TEXTE DE LECTURE »
# # #

Vous avez également, à plusieurs reprises, adopté des avis sur les mines anti-personnel. Sans doute connaissez-vous la détermination du gouvernement en faveur de l'interdiction totale et complète de ces armes. Le succès que nous avons obtenu lors de la Conférence d'Ottawa est - à cet égard - important. J'ai moi-même participé à cette réunion diplomatique et le processus de ratification de cette convention ainsi que la transposition de ces dispositions dans notre ordre juridique interne sont maintenus très avancés puisque l'Assemblée nationale a voté la loi de transposition en droit interne et que le projet de loi de ratification a été adopté en Conseil des ministres le 6 mai. Le processus de ratification devrait être achevé à l'été. Il en va de même pour le protocole additionnel à la Convention de 1981.
Votre avis sur l'incorporation des dispositions du droit international humanitaire dans notre droit interne relève moins de mon département que de celui du garde des Sceaux.
Mais je reste attentif car de la manière dont la loi française adaptera les règles juridiques internationales dépend aussi notre image à l'extérieur. A cet égard la France participera de façon active à la Conférence de Rome en juin prochain, sur la création d'une Cour pénale internationale. Vous vous êtes également prononcés à son sujet. Nous souhaitons à la fois permettre à cette future juridiction de lutter efficacement contre l'impunité dont bénéficient certains criminels et protéger la compétence du Conseil de sécurité. Je sais que M. de Brichambaut, le directeur des Affaires juridiques du ministère des Affaires étrangères, vous a exposé les données du problème et la manière dont la France compte les aborder à Rome.
La richesse du secteur humanitaire vient du facteur humain. Ce sont des êtres humains qui s'engagent aux côtés d'autres, c'est également ce qui fait la difficulté de l'exercice.
Le gouvernement est particulièrement préoccupé par l'insécurité à laquelle se trouvent souvent confrontés les volontaires des ONG humanitaires en zone de conflits armés. De graves évènements récents ont frappé plusieurs d'entre elles.
Hubert Védrine et moi-même avons présidé une réunion des ONG les plus concernées par ce problème pour examiner les risques encourus et les réponses possibles. Jusqu'à maintenant les problèmes ont été traités au cas par cas et la direction des Français à l'étranger a déployé des efforts considérables pour résoudre chaque drame individuel, faire libérer et rapatrier nos compatriotes victimes d'actes hostiles. Mais il va de soi que la prévention serait préférable au traitement à chaud.
Les organisations intergouvernementales sont en proie aux mêmes risques. Depuis 1994, 141 agents des Nations unies ont été pris en otage ; depuis 1992, 219 ont été tués.
Le 25 février dernier, une centaine de représentants d'Etats, d'agences des Nations unies et d'ONG se sont réunis à New York pour examiner la situation. Ils ont adopté 15 principes et proposé diverses attitudes pour améliorer la sécurité des fonctionnaires internationaux et des agents des organisations humanitaires intergouvernementales. Mais quelle que soit l'utilité de ces 15 principes, ils ne sauraient à eux seuls protéger les volontaires d'autant que tous ne sont pas transposables aux ONG.

# # #

Entrées de données enregistrées »
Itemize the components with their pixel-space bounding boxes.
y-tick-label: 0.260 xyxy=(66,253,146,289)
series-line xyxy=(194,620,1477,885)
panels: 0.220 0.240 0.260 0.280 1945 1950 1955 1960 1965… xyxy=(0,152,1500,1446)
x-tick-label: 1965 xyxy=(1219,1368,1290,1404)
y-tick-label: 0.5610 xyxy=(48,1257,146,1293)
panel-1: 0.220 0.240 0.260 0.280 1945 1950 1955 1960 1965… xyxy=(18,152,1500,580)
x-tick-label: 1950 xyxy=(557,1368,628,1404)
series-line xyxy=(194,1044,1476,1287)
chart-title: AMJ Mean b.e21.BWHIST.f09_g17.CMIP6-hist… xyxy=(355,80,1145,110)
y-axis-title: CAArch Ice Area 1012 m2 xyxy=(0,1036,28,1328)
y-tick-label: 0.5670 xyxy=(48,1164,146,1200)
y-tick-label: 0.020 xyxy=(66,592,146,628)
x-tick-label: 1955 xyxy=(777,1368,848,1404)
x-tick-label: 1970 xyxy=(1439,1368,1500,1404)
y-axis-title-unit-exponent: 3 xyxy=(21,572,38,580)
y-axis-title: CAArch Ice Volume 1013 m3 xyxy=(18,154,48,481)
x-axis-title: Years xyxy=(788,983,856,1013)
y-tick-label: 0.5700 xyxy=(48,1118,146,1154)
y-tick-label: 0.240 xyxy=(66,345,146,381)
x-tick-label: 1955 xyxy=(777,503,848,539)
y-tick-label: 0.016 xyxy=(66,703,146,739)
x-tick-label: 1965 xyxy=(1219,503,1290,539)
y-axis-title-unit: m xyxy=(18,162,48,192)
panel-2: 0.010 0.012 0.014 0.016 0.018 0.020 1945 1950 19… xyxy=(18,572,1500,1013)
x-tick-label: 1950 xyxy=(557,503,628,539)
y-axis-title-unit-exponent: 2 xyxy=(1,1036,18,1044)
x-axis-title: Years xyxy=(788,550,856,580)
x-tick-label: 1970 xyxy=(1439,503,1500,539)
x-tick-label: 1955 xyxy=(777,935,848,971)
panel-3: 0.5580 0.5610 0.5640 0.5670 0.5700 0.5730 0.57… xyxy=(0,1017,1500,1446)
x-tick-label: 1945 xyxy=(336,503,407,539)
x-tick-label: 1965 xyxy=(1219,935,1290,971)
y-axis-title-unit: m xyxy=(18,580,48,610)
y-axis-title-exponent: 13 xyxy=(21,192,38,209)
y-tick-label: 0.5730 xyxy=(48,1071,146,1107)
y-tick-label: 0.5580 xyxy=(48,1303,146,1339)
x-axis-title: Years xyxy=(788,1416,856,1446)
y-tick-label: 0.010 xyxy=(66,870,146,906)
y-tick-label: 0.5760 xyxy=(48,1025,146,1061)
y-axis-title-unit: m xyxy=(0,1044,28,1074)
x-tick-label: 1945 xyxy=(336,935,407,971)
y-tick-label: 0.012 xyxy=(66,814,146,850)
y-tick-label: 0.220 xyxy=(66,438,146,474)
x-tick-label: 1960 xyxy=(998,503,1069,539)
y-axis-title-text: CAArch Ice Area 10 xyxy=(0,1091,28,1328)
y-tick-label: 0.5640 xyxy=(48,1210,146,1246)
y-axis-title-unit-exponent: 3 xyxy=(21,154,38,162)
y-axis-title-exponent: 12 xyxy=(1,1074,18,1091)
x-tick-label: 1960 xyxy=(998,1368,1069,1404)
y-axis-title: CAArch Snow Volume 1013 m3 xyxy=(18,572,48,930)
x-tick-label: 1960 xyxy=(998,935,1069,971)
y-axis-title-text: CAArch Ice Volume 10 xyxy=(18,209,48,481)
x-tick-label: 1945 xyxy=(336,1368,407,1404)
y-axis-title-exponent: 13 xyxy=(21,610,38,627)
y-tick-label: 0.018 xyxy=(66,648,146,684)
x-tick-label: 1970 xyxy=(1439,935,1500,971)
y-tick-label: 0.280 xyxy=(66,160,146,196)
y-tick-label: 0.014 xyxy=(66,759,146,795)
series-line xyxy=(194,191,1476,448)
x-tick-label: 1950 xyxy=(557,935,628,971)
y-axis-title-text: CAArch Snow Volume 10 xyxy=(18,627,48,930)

# # #

EXERCICE » D'après le texte de lecture, combien d'agents des Nations unies ont été tués depuis 1992 ?

RÉPONSE À L'EXERCICE » 219 agents des Nations unies ont été tués depuis 1992.